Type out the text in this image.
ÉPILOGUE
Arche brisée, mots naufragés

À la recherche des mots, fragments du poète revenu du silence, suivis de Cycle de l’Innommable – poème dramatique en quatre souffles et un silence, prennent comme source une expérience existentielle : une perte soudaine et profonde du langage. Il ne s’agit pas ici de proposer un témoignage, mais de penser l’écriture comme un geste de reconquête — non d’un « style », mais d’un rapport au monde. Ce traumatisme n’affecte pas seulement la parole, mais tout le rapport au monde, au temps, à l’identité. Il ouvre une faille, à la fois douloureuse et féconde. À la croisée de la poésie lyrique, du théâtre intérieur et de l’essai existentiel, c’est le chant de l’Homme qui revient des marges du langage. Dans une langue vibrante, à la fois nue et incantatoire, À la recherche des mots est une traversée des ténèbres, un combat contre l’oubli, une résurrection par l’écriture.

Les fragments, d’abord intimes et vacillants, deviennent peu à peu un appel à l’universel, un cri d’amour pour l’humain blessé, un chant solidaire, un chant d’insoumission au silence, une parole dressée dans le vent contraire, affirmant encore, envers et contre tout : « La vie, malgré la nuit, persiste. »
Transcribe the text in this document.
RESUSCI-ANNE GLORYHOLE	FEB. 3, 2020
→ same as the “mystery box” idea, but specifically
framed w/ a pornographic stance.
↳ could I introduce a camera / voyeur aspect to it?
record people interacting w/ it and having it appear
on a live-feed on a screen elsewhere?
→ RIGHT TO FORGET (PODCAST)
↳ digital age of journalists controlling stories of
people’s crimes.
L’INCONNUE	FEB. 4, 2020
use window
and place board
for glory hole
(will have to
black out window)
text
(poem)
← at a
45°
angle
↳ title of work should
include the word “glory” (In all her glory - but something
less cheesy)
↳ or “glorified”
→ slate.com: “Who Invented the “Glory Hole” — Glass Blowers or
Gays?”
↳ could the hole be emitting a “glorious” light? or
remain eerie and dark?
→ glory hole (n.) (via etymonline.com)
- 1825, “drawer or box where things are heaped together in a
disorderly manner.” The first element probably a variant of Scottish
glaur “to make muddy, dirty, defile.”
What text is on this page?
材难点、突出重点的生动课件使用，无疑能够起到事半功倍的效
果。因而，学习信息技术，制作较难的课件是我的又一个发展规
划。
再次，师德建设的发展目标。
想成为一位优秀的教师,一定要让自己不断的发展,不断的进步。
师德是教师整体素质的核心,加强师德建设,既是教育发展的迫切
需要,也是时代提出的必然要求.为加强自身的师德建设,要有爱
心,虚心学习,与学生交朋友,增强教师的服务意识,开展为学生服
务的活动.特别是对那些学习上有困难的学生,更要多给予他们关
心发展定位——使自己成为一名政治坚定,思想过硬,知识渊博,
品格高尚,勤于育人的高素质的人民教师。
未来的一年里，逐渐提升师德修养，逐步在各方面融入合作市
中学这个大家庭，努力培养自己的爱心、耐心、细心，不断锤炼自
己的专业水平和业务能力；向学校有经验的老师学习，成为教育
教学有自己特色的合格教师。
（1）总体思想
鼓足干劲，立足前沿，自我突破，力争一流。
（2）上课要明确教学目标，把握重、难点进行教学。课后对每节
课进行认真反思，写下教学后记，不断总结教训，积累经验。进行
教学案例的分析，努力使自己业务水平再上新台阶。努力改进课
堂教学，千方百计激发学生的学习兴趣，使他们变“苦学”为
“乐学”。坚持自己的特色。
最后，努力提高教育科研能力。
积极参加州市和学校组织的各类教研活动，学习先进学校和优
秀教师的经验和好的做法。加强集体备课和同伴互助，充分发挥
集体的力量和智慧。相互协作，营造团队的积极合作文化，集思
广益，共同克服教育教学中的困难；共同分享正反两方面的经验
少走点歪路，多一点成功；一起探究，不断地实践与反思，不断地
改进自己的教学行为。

[What is being asked]
Extract every entry above as it appears.

[The output]
Type out the text in this image.
ÉPILOGUE
Arche brisée, mots naufragés

À la recherche des mots, fragments du poète revenu du silence, suivis de Cycle de l’Innommable – poème dramatique en quatre souffles et un silence, prennent comme source une expérience existentielle : une perte soudaine et profonde du langage. Il ne s’agit pas ici de proposer un témoignage, mais de penser l’écriture comme un geste de reconquête — non d’un « style », mais d’un rapport au monde. Ce traumatisme n’affecte pas seulement la parole, mais tout le rapport au monde, au temps, à l’identité. Il ouvre une faille, à la fois douloureuse et féconde. À la croisée de la poésie lyrique, du théâtre intérieur et de l’essai existentiel, c’est le chant de l’Homme qui revient des marges du langage. Dans une langue vibrante, à la fois nue et incantatoire, À la recherche des mots est une traversée des ténèbres, un combat contre l’oubli, une résurrection par l’écriture.

Les fragments, d’abord intimes et vacillants, deviennent peu à peu un appel à l’universel, un cri d’amour pour l’humain blessé, un chant solidaire, un chant d’insoumission au silence, une parole dressée dans le vent contraire, affirmant encore, envers et contre tout : « La vie, malgré la nuit, persiste. »
Transcribe the text in this document.
RESUSCI-ANNE GLORYHOLE	FEB. 3, 2020
→ same as the “mystery box” idea, but specifically
framed w/ a pornographic stance.
↳ could I introduce a camera / voyeur aspect to it?
record people interacting w/ it and having it appear
on a live-feed on a screen elsewhere?
→ RIGHT TO FORGET (PODCAST)
↳ digital age of journalists controlling stories of
people’s crimes.
L’INCONNUE	FEB. 4, 2020
use window
and place board
for glory hole
(will have to
black out window)
text
(poem)
← at a
45°
angle
↳ title of work should
include the word “glory” (In all her glory - but something
less cheesy)
↳ or “glorified”
→ slate.com: “Who Invented the “Glory Hole” — Glass Blowers or
Gays?”
↳ could the hole be emitting a “glorious” light? or
remain eerie and dark?
→ glory hole (n.) (via etymonline.com)
- 1825, “drawer or box where things are heaped together in a
disorderly manner.” The first element probably a variant of Scottish
glaur “to make muddy, dirty, defile.”
What text is on this page?
材难点、突出重点的生动课件使用，无疑能够起到事半功倍的效
果。因而，学习信息技术，制作较难的课件是我的又一个发展规
划。
再次，师德建设的发展目标。
想成为一位优秀的教师,一定要让自己不断的发展,不断的进步。
师德是教师整体素质的核心,加强师德建设,既是教育发展的迫切
需要,也是时代提出的必然要求.为加强自身的师德建设,要有爱
心,虚心学习,与学生交朋友,增强教师的服务意识,开展为学生服
务的活动.特别是对那些学习上有困难的学生,更要多给予他们关
心发展定位——使自己成为一名政治坚定,思想过硬,知识渊博,
品格高尚,勤于育人的高素质的人民教师。
未来的一年里，逐渐提升师德修养，逐步在各方面融入合作市
中学这个大家庭，努力培养自己的爱心、耐心、细心，不断锤炼自
己的专业水平和业务能力；向学校有经验的老师学习，成为教育
教学有自己特色的合格教师。
（1）总体思想
鼓足干劲，立足前沿，自我突破，力争一流。
（2）上课要明确教学目标，把握重、难点进行教学。课后对每节
课进行认真反思，写下教学后记，不断总结教训，积累经验。进行
教学案例的分析，努力使自己业务水平再上新台阶。努力改进课
堂教学，千方百计激发学生的学习兴趣，使他们变“苦学”为
“乐学”。坚持自己的特色。
最后，努力提高教育科研能力。
积极参加州市和学校组织的各类教研活动，学习先进学校和优
秀教师的经验和好的做法。加强集体备课和同伴互助，充分发挥
集体的力量和智慧。相互协作，营造团队的积极合作文化，集思
广益，共同克服教育教学中的困难；共同分享正反两方面的经验
少走点歪路，多一点成功；一起探究，不断地实践与反思，不断地
改进自己的教学行为。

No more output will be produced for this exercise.